TEXT EXTRACT
START

[ih] ROAD [was: This Review is for Everyone]
Brian E Carpenter
brian.e.carpenter at gmail.com
Sun Mar 22 21:01:23 PDT 2026
On 23-Mar-26 15:31, Craig Partridge via Internet-history wrote:
> On Sun, Mar 22, 2026 at 6:25 PM Dave Crocker via Internet-history <
> internet-history at elists.isoc.org> wrote:
>
>> On 3/22/2026 5:20 PM, Noel Chiappa via Internet-history wrote:
>>> but the person in charge of the nascent IETF needed a rare mix of skills
>>
>>
>> It is indeed a rare mix. And I think many of us worked very hard -- and
>> very well -- over the decades, demonstrating just how rare it is.
>>
>
> Expanding here (and recognizing that Dave and Noel were both on the initial
> IESG with me), figuring out how to get the IETF to work was a tortuous
> effort (and we can argue about definitions of "work"). If a working group
> (WG), especially one working on a critical problem, failed to make progress
> between successive meetings (which were roughly every 3.5 months) that was
> a red flag, and failure to make progress over three meetings was an
> emergency. The IETF leadership tried different things, including:
>
> - snap WG meetings, scheduled on short-notice, where in-person
> participation was required. This was used by SNMP and MIB WGs to deal with
> efforts to slow down the WG to favor impending non-SNMP products (it worked
> but I think in retrospect feels expedient and anti-openness);
> - changing WG chairs -- notably worked well for 8-bit SMTP (John Klensin
> stepped in and averted a disaster [with a LOT of technical help from
> others]);
> - splitting WGs and/or allowing competing WGs -- e.g. IS-IS and OSPF
> (generally worked well and continues as a practice to this day);
> - advertising that certain decisions would happen at the WG's next
> meeting e.g. for IP over ATM (worked well because it shut off debate -- a
> form of a closure vote);
> - closed WGs -- most notably the ROAD group, which sought to find a
> solution to IPv4 address exhaustion (mixed reviews on whether this worked
> or caused problems and I don't think has been done again)

END

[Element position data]

START

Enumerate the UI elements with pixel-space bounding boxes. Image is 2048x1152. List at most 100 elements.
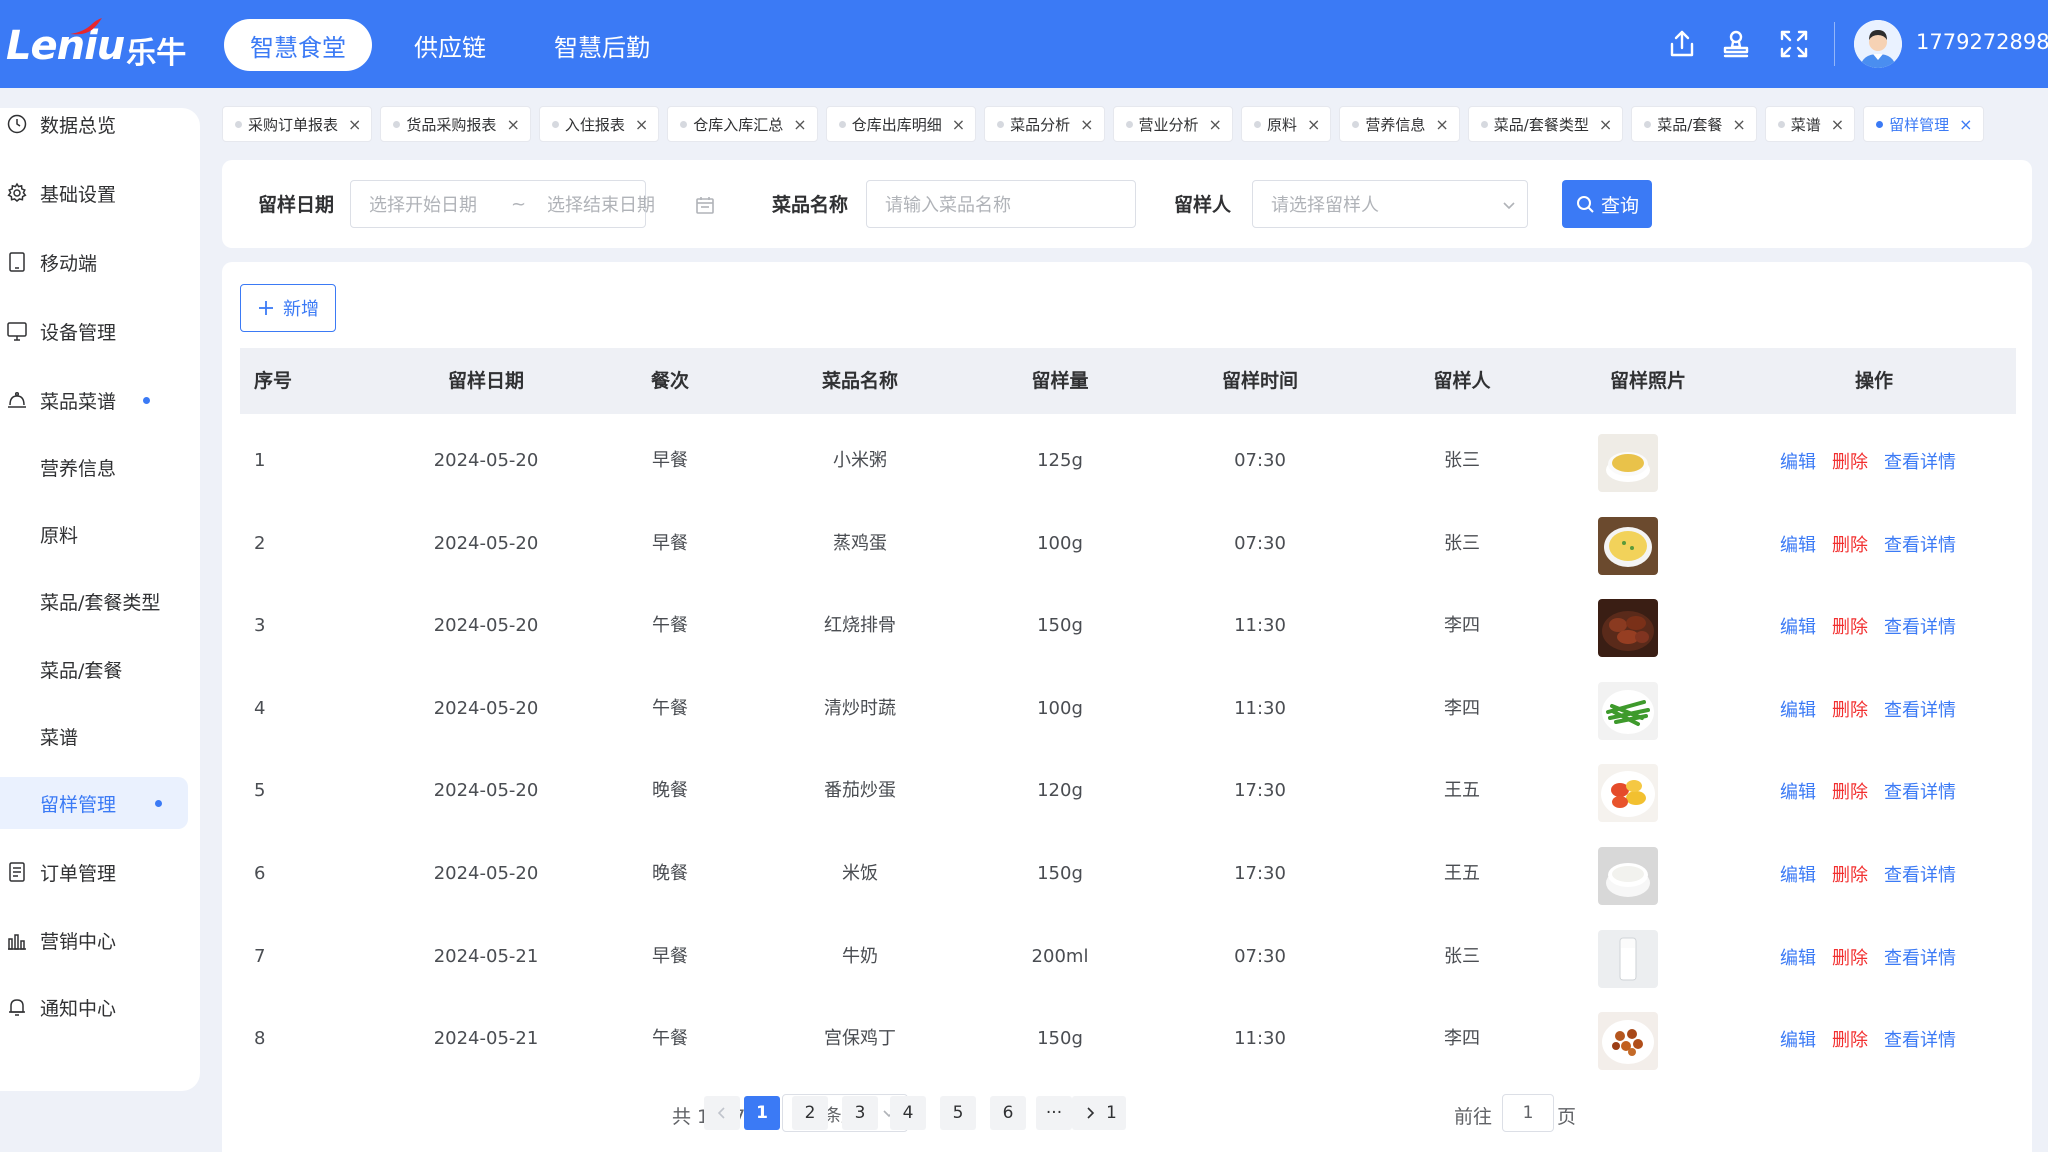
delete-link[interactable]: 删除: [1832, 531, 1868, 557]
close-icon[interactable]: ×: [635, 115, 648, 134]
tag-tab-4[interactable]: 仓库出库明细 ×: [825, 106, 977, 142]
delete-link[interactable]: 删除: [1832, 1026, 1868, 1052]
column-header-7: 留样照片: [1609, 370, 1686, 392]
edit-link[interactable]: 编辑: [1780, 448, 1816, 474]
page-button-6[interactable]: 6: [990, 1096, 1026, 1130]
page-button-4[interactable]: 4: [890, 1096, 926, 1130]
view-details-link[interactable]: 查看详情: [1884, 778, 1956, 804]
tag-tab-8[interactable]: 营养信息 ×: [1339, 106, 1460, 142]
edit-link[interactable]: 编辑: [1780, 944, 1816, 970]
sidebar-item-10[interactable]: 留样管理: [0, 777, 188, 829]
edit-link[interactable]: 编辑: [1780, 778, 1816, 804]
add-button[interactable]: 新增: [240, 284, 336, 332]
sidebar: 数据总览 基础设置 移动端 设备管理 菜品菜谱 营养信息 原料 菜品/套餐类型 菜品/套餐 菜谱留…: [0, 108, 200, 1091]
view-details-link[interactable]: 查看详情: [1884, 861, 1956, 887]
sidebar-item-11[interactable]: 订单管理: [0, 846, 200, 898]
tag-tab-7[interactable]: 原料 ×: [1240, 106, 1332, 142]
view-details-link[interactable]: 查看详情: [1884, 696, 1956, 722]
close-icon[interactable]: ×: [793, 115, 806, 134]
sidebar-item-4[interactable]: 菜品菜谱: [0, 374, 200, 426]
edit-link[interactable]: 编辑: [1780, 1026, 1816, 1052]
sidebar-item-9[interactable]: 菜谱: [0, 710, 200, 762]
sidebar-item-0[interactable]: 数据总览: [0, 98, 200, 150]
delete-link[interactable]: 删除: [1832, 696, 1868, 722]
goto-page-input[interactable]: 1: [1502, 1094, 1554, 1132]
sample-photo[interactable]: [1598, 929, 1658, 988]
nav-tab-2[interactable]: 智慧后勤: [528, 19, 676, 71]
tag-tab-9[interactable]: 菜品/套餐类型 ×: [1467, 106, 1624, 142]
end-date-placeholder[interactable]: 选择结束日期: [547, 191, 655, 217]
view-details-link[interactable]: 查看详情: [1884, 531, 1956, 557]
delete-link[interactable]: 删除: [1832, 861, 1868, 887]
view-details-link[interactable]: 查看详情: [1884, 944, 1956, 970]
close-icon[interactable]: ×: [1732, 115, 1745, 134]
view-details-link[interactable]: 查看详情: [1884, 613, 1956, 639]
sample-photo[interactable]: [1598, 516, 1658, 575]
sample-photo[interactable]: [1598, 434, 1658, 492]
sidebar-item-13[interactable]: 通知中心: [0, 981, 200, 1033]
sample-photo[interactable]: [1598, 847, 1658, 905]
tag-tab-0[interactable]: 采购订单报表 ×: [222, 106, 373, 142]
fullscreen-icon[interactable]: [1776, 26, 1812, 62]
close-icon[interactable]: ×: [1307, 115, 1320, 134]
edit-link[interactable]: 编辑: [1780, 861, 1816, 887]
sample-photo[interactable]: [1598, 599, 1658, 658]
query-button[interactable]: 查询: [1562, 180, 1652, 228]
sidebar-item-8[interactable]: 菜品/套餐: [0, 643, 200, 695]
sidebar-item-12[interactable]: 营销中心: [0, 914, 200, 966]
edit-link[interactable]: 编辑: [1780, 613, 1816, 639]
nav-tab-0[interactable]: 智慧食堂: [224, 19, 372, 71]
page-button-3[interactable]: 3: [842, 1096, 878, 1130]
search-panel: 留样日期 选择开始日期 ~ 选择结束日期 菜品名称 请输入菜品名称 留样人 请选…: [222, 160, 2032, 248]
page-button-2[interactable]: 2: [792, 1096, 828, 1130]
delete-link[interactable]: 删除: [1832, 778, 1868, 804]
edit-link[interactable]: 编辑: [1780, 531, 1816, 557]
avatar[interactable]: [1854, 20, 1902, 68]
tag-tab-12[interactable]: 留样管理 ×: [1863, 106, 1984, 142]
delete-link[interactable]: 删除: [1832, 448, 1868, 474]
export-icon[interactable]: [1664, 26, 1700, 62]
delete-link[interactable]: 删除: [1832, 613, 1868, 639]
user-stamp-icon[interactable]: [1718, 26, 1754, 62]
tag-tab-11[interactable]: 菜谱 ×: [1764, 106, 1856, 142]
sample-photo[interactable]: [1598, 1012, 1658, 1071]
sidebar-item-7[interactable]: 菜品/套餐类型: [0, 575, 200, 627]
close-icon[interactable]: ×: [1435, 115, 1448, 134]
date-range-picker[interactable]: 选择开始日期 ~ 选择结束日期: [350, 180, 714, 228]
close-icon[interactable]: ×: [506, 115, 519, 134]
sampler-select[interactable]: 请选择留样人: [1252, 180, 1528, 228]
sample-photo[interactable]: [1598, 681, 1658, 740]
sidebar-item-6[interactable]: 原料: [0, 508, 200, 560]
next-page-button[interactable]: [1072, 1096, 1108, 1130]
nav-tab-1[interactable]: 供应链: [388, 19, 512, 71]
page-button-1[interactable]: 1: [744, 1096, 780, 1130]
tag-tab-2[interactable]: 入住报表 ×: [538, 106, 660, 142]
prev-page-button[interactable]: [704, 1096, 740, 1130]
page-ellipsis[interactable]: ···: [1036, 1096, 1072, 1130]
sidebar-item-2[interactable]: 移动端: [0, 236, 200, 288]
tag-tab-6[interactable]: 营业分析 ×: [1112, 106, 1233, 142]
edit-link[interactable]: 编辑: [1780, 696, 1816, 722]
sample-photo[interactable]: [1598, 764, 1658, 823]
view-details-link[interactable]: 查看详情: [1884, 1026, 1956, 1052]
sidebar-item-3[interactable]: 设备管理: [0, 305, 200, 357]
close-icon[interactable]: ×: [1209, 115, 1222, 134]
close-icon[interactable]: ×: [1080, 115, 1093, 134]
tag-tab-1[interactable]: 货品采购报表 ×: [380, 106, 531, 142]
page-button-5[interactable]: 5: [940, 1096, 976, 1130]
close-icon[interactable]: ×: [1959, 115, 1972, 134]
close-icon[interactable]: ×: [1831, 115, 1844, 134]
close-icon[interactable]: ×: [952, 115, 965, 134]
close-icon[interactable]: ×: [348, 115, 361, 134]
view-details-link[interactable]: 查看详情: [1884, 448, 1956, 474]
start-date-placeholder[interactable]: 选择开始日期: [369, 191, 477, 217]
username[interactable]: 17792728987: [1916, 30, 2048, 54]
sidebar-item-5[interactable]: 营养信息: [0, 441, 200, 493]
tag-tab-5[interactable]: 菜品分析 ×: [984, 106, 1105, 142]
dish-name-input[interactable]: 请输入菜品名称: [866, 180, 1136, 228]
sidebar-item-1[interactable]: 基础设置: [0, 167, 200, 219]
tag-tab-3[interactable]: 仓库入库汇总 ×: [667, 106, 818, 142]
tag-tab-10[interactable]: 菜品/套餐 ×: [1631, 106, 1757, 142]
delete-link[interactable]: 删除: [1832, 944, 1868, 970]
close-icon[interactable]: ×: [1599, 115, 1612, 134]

END
START

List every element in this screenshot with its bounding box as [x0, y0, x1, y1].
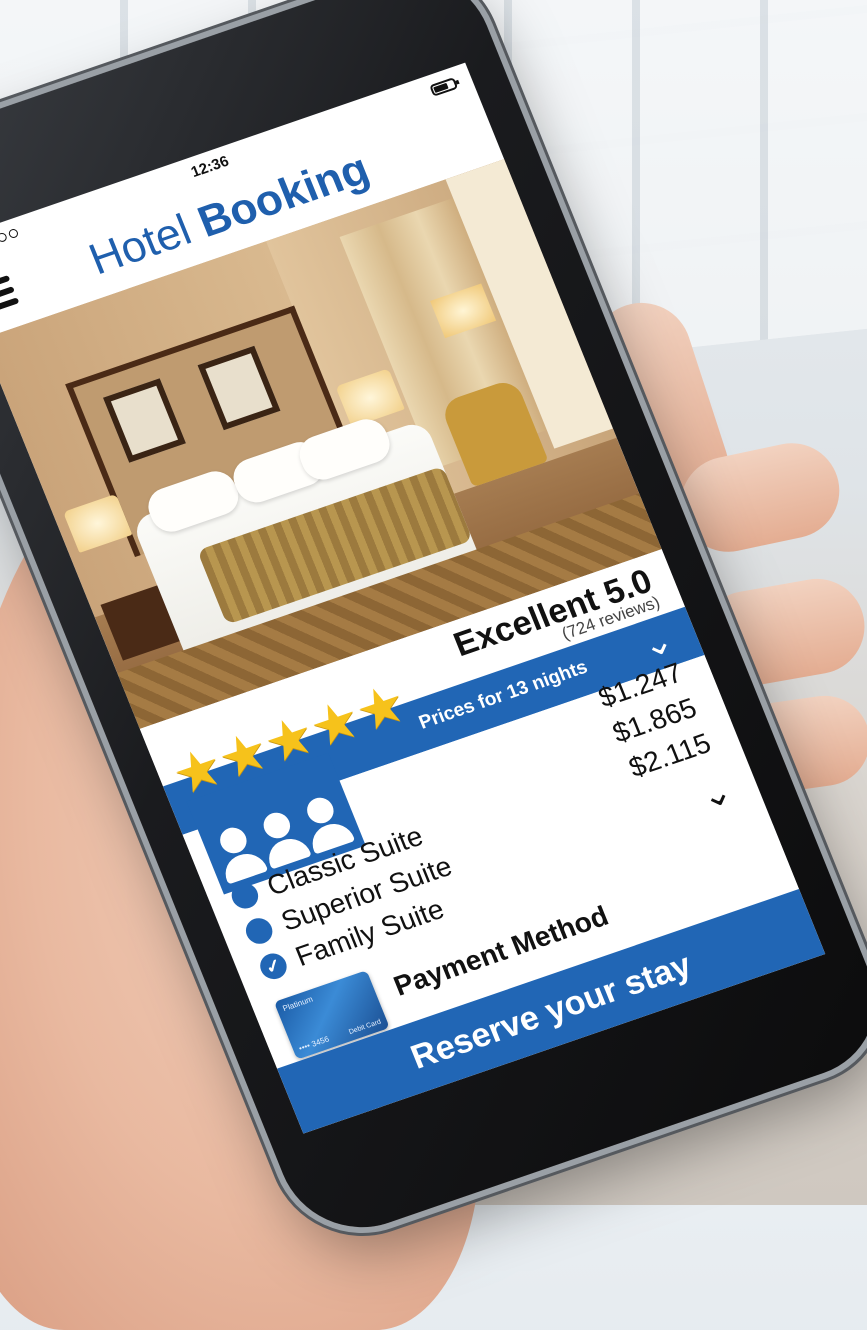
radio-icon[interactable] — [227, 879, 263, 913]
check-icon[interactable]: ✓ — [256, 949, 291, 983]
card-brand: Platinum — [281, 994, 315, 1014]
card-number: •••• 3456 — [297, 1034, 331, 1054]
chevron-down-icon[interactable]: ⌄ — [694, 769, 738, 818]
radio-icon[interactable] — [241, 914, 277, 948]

END

REQUIRED TASK
Please continue the mailing-list message about getting the early IETF to work, starting after its last line. These records come from a separate source.

WRITTEN ANSWER
Was ROAD actually a WG, or just an ad hoc committee formed by the IESG?
Either way, I think it *did* work, and (without going back to check the documents),
I believe it identified three separate work items that all had to be tackled:
1. Classful addressing was harmful
2. BGP3 was on the edge of disaster
3. IPv4 would run out of addresses
and then the IESG did stimulate the necessary work on those three topics.
(I only got roped in to help with #3 some time after Kobe.)
Brian
>
> Part of what allowed things to come out OK in the end as we experimented
> with different management solutions was that the vast majority of IETF
> attendees wanted the Internet to work -- the cats were all trying to get to
> the same destination -- the challenge was getting them to move briskly
> together in that direction (which is less bad than the usual cat herding
> problem).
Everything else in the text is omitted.